[Excerpts from a figure dataset]
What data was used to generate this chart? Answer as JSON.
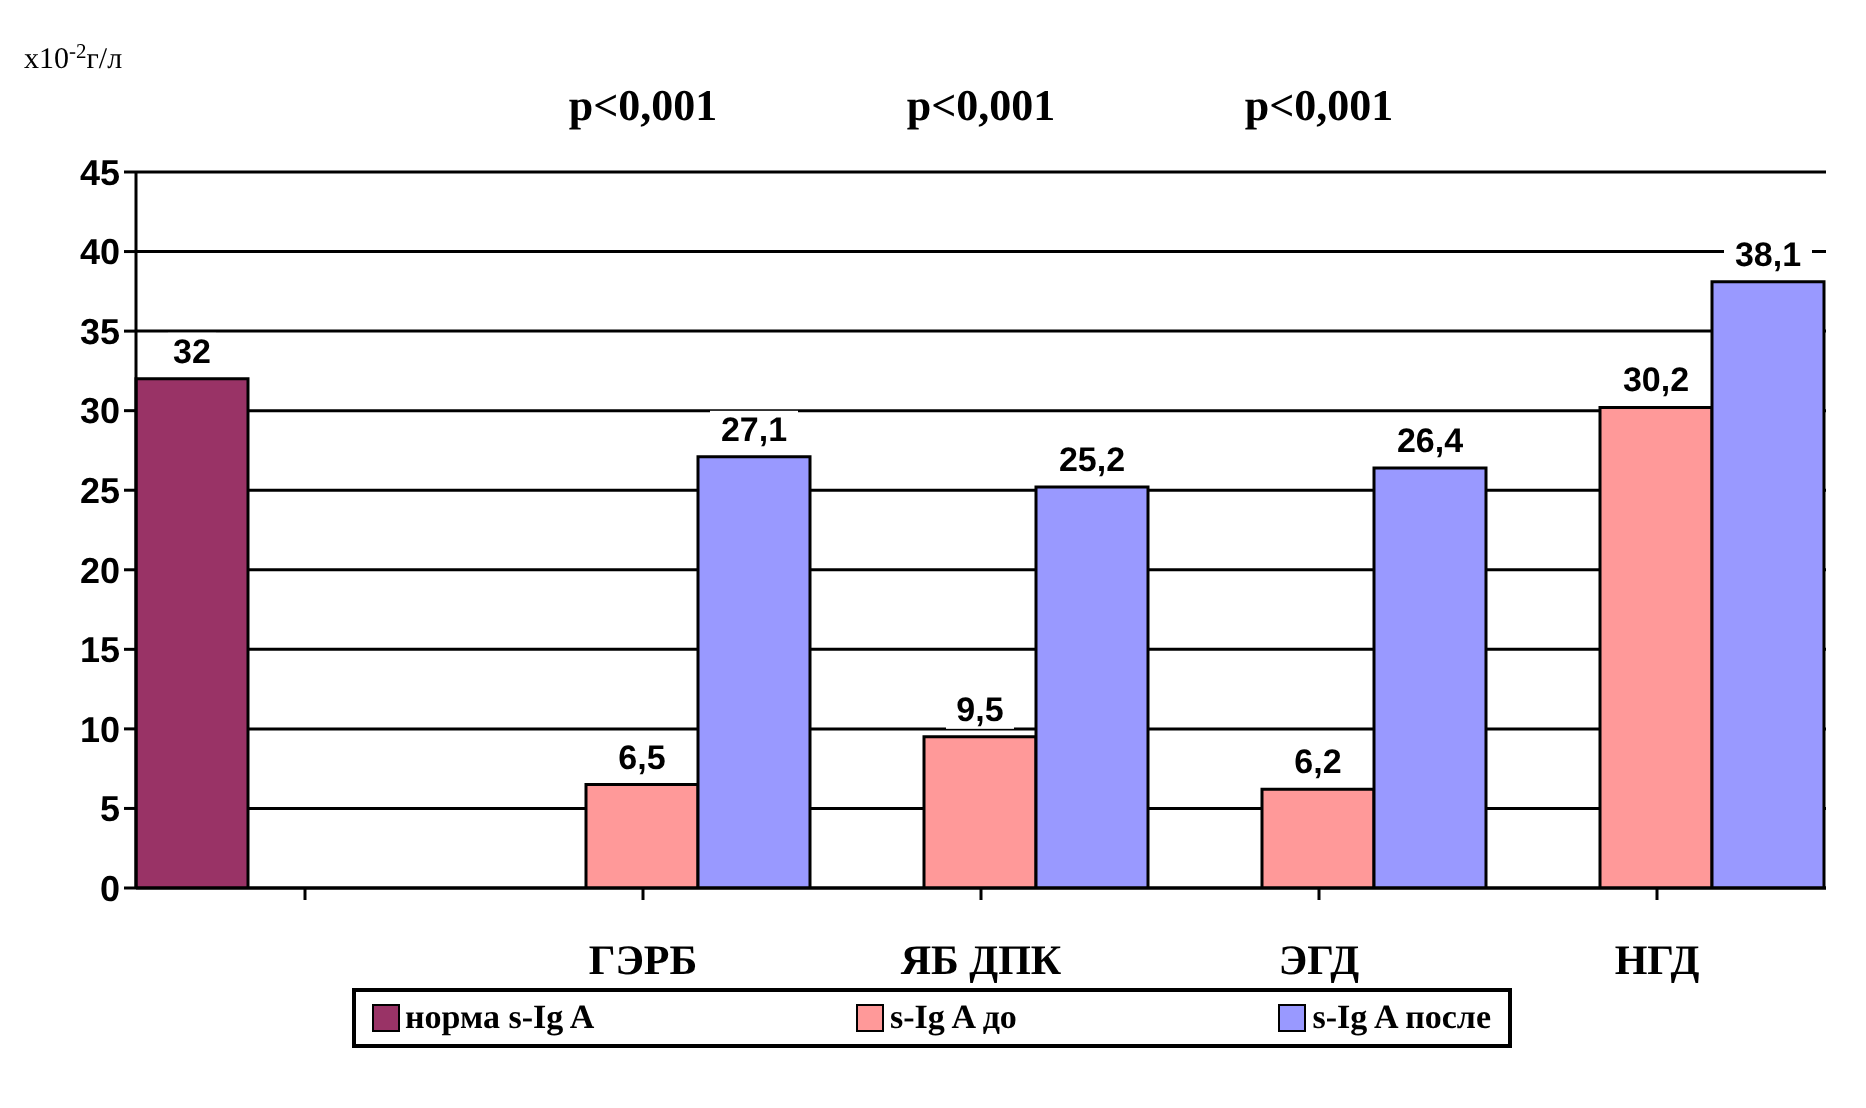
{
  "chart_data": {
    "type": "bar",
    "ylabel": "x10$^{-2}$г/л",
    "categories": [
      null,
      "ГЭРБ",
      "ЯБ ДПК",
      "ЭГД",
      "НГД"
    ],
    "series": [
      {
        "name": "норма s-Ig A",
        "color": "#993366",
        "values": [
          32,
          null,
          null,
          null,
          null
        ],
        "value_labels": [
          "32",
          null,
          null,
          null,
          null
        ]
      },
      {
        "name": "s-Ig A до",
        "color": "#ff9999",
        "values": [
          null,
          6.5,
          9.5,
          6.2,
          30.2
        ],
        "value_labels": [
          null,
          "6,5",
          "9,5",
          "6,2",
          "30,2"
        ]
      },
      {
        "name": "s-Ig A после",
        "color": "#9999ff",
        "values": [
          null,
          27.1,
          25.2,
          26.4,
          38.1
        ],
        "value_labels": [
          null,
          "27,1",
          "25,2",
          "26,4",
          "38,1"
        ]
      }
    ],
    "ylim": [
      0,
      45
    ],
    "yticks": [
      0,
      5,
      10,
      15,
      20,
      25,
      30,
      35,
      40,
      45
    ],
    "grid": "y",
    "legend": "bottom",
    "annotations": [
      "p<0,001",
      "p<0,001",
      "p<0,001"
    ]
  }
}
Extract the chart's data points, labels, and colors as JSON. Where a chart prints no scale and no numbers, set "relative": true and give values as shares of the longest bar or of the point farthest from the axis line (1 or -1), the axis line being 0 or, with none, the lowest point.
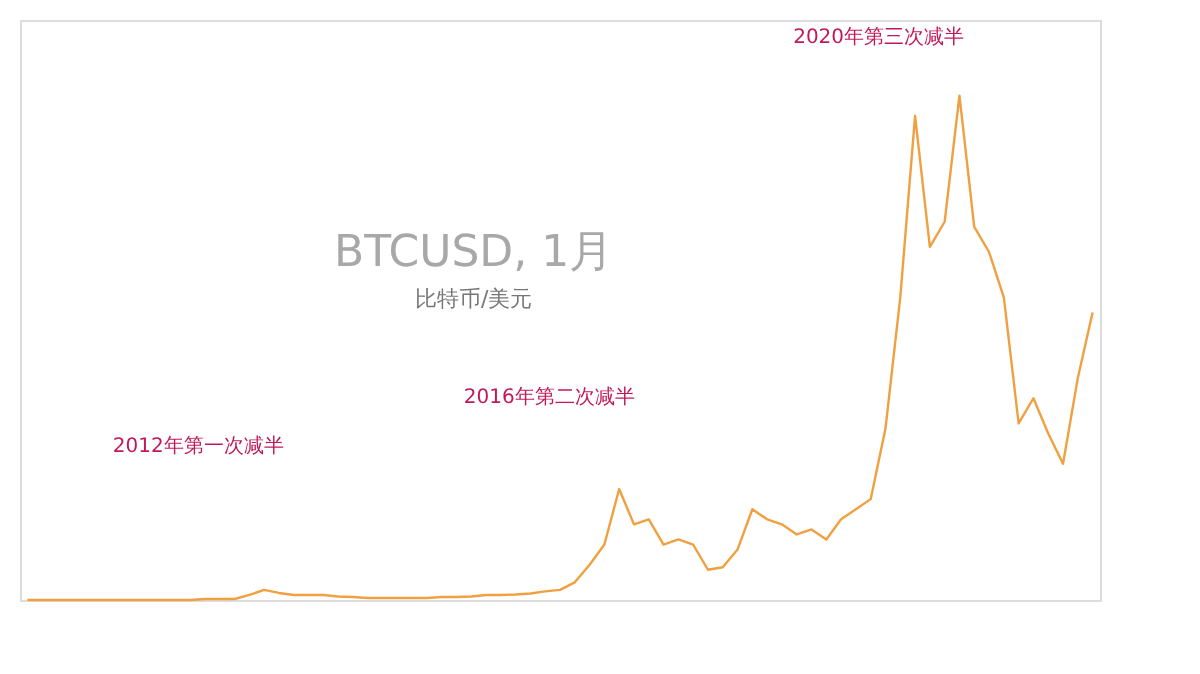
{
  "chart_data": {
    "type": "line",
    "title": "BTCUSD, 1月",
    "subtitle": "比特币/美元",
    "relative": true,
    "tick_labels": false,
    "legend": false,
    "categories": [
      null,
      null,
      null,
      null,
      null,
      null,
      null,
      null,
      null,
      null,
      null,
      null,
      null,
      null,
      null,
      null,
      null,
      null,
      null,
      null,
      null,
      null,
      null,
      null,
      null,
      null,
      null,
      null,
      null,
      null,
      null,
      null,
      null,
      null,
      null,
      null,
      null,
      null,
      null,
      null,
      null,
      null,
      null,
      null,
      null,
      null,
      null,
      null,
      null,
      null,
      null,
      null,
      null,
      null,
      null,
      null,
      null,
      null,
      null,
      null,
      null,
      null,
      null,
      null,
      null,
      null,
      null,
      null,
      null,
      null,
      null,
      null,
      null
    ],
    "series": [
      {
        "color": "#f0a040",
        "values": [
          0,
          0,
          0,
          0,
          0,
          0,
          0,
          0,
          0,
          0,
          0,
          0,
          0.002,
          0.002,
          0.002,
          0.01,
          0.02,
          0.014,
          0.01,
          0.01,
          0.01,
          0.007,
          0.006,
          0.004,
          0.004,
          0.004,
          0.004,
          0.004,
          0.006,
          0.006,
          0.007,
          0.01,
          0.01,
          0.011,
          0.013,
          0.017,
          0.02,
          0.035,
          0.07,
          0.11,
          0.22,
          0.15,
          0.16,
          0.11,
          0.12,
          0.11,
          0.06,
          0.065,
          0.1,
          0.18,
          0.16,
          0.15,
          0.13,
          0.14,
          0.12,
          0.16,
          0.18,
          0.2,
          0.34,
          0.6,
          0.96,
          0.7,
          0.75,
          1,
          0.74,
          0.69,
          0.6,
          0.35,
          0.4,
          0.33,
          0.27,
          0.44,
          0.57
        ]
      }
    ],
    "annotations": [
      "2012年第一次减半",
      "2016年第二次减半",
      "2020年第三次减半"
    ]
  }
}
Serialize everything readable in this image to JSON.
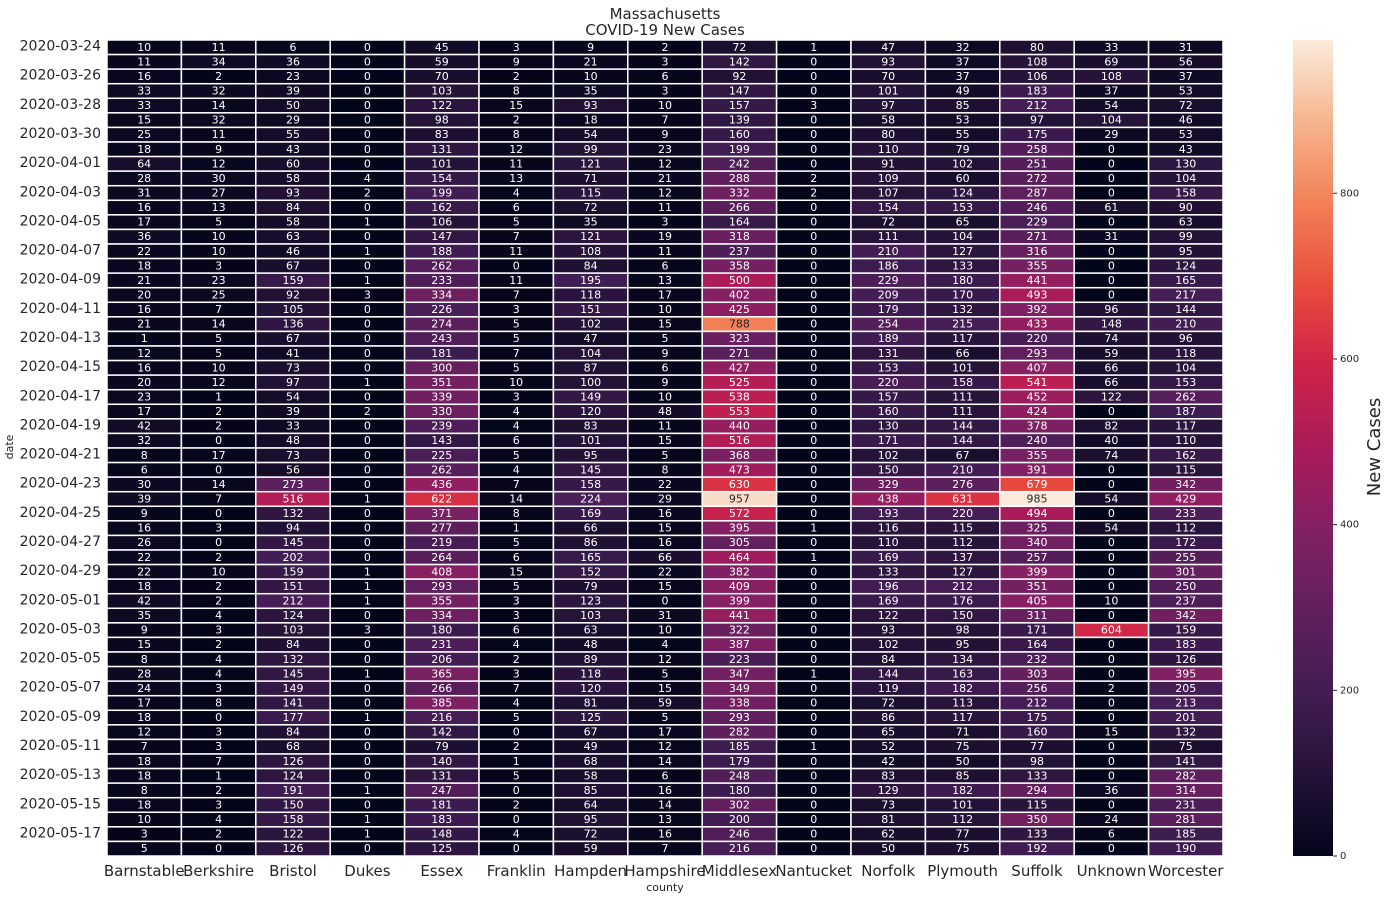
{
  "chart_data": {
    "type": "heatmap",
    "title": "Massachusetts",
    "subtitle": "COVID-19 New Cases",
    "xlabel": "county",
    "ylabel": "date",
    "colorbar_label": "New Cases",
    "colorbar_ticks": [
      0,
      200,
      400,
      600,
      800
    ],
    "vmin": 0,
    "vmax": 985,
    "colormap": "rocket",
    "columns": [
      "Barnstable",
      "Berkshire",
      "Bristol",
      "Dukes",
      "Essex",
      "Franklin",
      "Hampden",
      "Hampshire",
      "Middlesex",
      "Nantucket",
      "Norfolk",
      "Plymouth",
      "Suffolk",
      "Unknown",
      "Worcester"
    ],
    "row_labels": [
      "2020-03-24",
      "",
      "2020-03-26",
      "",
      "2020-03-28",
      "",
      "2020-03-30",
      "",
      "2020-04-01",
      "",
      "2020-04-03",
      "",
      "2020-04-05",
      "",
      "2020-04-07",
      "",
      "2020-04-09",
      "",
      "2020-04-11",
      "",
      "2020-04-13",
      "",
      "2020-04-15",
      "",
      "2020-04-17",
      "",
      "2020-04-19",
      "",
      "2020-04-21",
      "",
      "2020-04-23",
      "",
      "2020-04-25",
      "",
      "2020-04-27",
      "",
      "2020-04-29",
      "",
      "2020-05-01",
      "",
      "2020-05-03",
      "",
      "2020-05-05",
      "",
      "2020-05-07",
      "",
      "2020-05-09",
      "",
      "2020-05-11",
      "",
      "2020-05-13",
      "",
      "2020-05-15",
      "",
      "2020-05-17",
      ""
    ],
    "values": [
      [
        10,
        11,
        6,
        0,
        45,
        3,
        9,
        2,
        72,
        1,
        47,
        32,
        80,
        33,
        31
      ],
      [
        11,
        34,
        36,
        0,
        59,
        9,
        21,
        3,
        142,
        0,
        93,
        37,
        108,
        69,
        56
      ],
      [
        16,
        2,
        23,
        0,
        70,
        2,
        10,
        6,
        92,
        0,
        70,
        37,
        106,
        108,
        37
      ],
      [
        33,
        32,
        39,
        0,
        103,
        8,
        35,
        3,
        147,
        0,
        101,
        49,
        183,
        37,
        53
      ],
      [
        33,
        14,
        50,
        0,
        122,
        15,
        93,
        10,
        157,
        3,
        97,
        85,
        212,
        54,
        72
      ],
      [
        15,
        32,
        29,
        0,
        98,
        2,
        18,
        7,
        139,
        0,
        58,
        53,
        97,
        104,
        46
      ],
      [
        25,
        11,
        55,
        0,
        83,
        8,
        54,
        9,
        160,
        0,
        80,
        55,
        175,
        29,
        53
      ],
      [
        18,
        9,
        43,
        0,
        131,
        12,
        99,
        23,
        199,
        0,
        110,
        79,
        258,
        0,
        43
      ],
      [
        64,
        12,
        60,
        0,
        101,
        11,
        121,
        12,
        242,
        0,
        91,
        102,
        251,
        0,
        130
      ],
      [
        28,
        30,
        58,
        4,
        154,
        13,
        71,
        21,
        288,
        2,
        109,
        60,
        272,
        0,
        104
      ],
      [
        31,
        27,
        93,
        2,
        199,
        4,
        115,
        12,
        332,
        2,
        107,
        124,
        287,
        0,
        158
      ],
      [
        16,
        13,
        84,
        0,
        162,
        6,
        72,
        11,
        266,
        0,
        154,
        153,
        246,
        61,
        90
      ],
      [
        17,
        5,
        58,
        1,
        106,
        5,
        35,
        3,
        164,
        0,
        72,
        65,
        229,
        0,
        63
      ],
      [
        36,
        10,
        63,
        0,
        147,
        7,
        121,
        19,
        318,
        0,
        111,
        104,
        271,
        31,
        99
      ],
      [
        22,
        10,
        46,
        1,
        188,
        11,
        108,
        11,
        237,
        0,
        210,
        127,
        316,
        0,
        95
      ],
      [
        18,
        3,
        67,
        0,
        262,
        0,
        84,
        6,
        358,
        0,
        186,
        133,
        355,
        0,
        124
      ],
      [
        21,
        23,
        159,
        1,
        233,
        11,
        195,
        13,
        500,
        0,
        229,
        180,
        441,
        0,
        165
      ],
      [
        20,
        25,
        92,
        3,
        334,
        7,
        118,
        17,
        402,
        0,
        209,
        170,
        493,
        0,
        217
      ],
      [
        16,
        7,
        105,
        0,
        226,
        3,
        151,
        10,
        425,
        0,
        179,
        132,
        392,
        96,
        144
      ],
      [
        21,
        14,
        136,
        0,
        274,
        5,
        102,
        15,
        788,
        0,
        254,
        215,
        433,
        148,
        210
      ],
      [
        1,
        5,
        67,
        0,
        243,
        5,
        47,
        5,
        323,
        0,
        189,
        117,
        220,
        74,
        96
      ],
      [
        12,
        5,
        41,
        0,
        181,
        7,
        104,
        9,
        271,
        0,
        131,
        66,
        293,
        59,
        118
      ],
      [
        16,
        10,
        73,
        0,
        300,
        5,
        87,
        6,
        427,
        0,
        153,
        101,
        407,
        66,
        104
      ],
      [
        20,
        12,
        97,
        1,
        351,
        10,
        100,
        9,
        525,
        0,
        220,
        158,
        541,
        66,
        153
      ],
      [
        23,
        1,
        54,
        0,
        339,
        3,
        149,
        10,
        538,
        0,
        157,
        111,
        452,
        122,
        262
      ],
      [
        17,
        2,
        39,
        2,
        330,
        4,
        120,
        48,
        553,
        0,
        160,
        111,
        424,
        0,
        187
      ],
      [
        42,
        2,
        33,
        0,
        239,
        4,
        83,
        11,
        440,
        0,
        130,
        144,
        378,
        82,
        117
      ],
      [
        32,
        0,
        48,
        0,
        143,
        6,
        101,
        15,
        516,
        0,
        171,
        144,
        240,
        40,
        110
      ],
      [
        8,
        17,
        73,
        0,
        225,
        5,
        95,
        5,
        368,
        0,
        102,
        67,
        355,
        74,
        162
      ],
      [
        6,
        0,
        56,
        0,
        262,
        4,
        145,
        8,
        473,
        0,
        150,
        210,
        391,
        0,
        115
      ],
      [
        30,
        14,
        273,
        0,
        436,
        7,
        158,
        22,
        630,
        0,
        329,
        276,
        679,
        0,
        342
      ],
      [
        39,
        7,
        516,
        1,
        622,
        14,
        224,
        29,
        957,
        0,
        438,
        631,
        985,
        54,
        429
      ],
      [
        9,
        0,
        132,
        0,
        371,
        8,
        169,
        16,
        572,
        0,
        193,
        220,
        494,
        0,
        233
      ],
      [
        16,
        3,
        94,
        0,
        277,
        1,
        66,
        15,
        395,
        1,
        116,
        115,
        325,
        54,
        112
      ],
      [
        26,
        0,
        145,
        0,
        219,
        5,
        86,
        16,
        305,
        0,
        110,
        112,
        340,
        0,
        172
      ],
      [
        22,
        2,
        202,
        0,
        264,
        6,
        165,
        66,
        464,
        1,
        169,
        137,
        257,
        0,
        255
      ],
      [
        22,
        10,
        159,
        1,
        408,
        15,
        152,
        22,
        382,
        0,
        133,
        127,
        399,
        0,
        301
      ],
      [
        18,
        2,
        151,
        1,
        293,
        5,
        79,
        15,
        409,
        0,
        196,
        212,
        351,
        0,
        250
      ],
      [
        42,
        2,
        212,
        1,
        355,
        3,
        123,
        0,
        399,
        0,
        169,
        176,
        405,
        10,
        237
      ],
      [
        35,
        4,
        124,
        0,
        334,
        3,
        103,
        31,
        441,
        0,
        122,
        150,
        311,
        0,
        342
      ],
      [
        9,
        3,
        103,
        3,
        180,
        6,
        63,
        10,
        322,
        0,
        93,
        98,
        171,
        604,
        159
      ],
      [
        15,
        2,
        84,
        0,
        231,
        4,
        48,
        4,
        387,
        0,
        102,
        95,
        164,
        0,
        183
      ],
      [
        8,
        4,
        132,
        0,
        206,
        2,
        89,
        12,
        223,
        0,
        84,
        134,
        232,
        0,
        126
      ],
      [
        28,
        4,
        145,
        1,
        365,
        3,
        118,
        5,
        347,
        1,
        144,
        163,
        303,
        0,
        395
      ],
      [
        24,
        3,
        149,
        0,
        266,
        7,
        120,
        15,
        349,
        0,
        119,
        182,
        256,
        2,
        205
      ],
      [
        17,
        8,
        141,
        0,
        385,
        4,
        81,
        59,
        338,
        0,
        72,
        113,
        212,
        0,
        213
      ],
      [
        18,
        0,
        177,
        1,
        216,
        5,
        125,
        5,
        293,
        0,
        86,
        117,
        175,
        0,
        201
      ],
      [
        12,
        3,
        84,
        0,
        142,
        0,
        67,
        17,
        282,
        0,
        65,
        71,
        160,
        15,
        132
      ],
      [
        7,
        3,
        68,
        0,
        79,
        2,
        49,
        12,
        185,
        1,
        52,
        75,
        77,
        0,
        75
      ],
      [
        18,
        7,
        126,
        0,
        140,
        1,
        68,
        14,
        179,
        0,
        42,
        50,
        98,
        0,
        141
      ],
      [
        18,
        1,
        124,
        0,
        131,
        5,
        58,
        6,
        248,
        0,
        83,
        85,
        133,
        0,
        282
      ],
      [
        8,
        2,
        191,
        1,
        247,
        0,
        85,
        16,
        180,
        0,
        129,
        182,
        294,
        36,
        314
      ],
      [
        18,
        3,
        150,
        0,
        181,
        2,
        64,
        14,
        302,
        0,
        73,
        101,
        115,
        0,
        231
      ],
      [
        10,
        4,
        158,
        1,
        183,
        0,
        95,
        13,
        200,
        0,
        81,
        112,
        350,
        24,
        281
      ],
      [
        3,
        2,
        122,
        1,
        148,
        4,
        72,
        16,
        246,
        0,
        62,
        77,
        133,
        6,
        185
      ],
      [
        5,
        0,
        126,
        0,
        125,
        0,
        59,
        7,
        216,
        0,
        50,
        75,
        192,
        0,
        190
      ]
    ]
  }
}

*What you should do:* Lines that include the word "subtitle" are to be extracted from the data above.

*Solution:*
    "subtitle": "比特币/美元",
    "subtitle": "COVID-19 New Cases",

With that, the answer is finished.